───── RECORD SET
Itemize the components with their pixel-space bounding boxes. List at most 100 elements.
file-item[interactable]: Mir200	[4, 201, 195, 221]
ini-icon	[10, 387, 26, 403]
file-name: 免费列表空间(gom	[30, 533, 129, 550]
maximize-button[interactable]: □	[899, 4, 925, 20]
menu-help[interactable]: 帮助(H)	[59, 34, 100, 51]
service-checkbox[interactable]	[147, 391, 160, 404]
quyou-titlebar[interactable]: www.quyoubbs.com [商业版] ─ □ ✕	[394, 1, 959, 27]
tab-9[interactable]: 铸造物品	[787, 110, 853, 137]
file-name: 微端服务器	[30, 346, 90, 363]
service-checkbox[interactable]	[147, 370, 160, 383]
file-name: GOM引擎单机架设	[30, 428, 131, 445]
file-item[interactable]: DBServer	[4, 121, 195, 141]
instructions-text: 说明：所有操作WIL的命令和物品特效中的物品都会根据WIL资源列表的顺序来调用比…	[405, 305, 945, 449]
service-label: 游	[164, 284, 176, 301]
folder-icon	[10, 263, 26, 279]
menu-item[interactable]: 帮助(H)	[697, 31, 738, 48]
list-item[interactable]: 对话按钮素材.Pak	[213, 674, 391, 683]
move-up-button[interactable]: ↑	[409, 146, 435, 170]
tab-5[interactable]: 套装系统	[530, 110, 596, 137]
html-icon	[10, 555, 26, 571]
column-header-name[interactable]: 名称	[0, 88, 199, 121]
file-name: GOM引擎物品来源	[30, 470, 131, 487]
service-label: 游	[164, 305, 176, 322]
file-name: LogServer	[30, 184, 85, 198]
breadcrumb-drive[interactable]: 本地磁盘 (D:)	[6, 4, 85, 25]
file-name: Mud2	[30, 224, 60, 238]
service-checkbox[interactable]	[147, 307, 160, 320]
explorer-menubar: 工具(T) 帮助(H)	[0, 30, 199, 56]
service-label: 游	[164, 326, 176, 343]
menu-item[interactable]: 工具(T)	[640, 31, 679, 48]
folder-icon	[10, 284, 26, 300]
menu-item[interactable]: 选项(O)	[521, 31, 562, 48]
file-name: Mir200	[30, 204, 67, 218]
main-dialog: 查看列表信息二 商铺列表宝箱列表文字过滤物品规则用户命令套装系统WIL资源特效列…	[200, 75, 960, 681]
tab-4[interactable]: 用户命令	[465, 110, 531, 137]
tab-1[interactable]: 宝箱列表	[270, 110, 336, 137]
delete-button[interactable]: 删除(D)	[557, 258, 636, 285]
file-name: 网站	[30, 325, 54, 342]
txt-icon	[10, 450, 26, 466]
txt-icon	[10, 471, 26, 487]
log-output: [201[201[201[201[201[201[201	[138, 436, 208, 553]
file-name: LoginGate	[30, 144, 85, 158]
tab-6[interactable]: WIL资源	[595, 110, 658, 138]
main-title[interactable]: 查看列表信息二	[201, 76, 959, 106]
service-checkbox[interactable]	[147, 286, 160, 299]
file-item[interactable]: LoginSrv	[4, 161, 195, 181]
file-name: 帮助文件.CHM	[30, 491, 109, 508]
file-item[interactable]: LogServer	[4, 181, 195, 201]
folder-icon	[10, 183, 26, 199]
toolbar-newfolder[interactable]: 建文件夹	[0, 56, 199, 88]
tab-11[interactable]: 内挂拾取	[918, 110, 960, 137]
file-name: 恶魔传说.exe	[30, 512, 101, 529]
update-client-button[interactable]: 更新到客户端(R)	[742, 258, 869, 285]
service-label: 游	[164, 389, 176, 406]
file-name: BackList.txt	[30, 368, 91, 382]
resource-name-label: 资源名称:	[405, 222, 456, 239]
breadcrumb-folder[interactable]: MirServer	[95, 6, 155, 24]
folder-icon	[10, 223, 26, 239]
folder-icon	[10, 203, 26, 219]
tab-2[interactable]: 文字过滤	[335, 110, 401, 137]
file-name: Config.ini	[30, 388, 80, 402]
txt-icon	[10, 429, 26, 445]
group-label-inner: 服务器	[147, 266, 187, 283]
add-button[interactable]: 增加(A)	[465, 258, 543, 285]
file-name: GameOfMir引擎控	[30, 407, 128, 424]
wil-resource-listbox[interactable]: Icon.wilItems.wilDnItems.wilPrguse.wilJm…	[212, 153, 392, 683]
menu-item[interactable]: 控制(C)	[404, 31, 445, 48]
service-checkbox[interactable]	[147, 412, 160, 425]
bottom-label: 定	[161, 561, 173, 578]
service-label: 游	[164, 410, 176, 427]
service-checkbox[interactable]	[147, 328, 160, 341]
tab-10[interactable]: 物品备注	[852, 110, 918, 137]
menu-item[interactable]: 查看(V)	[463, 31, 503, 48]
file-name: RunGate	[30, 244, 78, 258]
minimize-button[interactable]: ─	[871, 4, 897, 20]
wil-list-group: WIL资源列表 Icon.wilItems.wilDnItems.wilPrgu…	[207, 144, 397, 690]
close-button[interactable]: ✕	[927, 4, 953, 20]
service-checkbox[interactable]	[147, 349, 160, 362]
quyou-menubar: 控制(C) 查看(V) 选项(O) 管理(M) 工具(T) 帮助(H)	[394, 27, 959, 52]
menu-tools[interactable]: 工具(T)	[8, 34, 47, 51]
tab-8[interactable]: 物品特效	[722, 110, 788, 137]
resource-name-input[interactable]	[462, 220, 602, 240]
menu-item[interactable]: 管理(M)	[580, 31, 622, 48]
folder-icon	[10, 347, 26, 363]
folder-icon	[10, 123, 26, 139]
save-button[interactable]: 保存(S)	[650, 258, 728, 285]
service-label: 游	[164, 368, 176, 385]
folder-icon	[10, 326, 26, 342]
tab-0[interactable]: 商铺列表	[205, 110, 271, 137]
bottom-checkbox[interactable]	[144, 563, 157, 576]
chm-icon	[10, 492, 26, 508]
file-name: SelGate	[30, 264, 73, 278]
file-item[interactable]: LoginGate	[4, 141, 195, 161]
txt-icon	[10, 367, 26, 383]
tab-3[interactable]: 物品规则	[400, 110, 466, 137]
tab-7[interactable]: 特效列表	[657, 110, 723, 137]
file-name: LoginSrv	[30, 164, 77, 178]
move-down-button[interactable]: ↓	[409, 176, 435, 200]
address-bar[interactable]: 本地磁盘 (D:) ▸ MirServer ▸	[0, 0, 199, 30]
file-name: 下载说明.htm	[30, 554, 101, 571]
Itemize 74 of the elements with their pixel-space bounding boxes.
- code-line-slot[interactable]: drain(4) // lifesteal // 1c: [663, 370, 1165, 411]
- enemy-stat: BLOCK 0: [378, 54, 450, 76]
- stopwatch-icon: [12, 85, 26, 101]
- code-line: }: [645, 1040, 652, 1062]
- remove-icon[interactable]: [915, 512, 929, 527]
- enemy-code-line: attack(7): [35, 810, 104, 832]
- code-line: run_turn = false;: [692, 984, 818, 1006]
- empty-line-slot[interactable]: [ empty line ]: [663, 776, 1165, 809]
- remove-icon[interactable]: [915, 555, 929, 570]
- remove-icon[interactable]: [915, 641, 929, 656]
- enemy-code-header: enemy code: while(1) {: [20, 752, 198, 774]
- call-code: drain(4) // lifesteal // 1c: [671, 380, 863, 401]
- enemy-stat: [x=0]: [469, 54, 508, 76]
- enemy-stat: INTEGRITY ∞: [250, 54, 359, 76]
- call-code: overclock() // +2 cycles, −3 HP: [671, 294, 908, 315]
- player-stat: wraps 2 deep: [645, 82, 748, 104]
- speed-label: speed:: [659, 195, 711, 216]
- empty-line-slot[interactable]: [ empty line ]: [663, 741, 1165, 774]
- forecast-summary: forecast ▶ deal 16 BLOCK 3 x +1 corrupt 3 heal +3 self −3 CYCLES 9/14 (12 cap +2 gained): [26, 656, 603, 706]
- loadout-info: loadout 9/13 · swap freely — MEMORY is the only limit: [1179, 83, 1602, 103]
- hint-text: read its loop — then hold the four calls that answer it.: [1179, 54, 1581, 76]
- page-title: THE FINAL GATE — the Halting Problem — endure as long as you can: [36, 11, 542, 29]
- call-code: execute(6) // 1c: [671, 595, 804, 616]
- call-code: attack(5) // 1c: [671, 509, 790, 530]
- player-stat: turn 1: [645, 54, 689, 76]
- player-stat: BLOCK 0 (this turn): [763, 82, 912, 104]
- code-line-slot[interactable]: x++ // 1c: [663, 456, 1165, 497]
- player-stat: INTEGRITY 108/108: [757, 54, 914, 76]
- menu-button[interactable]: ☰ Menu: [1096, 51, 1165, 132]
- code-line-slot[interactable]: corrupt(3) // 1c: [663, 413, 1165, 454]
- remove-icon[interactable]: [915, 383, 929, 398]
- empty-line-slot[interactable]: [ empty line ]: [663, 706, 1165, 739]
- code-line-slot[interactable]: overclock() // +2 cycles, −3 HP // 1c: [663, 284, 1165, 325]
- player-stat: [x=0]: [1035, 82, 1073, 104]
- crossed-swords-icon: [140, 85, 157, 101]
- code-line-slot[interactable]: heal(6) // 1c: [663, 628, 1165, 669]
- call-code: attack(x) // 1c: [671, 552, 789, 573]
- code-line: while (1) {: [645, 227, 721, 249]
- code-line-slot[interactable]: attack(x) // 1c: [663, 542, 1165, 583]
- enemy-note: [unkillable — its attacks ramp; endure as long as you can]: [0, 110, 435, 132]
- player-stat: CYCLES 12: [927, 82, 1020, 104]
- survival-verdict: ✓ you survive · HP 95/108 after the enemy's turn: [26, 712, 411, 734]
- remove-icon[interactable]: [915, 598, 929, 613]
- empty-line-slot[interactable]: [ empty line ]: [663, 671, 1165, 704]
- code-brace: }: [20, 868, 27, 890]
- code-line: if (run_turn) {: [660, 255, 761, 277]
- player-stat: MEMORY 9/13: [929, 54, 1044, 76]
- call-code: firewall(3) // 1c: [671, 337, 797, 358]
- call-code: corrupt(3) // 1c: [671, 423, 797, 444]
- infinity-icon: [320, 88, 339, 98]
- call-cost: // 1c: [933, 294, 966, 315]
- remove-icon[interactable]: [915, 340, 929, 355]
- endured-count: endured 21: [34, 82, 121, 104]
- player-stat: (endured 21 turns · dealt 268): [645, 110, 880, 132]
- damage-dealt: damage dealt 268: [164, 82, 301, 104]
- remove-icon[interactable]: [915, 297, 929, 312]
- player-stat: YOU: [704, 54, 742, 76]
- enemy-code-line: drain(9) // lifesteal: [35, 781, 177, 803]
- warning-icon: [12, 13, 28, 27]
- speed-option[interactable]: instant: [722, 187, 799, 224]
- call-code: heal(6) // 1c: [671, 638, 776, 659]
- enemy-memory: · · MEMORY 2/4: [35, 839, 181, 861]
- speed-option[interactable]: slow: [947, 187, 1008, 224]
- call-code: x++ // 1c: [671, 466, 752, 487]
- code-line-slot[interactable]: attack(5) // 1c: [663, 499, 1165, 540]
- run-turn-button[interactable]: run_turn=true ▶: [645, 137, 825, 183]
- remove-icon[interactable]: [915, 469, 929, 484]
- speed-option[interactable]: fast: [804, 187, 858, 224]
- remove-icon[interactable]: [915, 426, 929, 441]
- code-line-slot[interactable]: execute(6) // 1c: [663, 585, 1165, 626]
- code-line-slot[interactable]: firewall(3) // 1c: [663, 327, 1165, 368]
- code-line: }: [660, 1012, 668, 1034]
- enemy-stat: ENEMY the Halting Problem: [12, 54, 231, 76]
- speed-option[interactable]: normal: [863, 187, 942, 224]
──────────
— SHORT EXERCISE —
Copy the listing word for word, from its first line up to and including the line that contains "284, 26, 300]".

— ANSWER FOR THIS EXERCISE —
Itemize the components with their pixel-space bounding boxes. List at most 100 elements.
file-item[interactable]: Mir200	[4, 201, 195, 221]
ini-icon	[10, 387, 26, 403]
file-name: 免费列表空间(gom	[30, 533, 129, 550]
maximize-button[interactable]: □	[899, 4, 925, 20]
menu-help[interactable]: 帮助(H)	[59, 34, 100, 51]
service-checkbox[interactable]	[147, 391, 160, 404]
quyou-titlebar[interactable]: www.quyoubbs.com [商业版] ─ □ ✕	[394, 1, 959, 27]
tab-9[interactable]: 铸造物品	[787, 110, 853, 137]
file-name: 微端服务器	[30, 346, 90, 363]
service-checkbox[interactable]	[147, 370, 160, 383]
file-name: GOM引擎单机架设	[30, 428, 131, 445]
file-item[interactable]: DBServer	[4, 121, 195, 141]
instructions-text: 说明：所有操作WIL的命令和物品特效中的物品都会根据WIL资源列表的顺序来调用比…	[405, 305, 945, 449]
service-label: 游	[164, 284, 176, 301]
folder-icon	[10, 263, 26, 279]
menu-item[interactable]: 帮助(H)	[697, 31, 738, 48]
list-item[interactable]: 对话按钮素材.Pak	[213, 674, 391, 683]
move-up-button[interactable]: ↑	[409, 146, 435, 170]
tab-5[interactable]: 套装系统	[530, 110, 596, 137]
html-icon	[10, 555, 26, 571]
column-header-name[interactable]: 名称	[0, 88, 199, 121]
file-name: GOM引擎物品来源	[30, 470, 131, 487]
service-label: 游	[164, 305, 176, 322]
file-name: LogServer	[30, 184, 85, 198]
breadcrumb-drive[interactable]: 本地磁盘 (D:)	[6, 4, 85, 25]
file-name: Mud2	[30, 224, 60, 238]
service-checkbox[interactable]	[147, 307, 160, 320]
explorer-menubar: 工具(T) 帮助(H)	[0, 30, 199, 56]
service-label: 游	[164, 326, 176, 343]
menu-item[interactable]: 工具(T)	[640, 31, 679, 48]
folder-icon	[10, 284, 26, 300]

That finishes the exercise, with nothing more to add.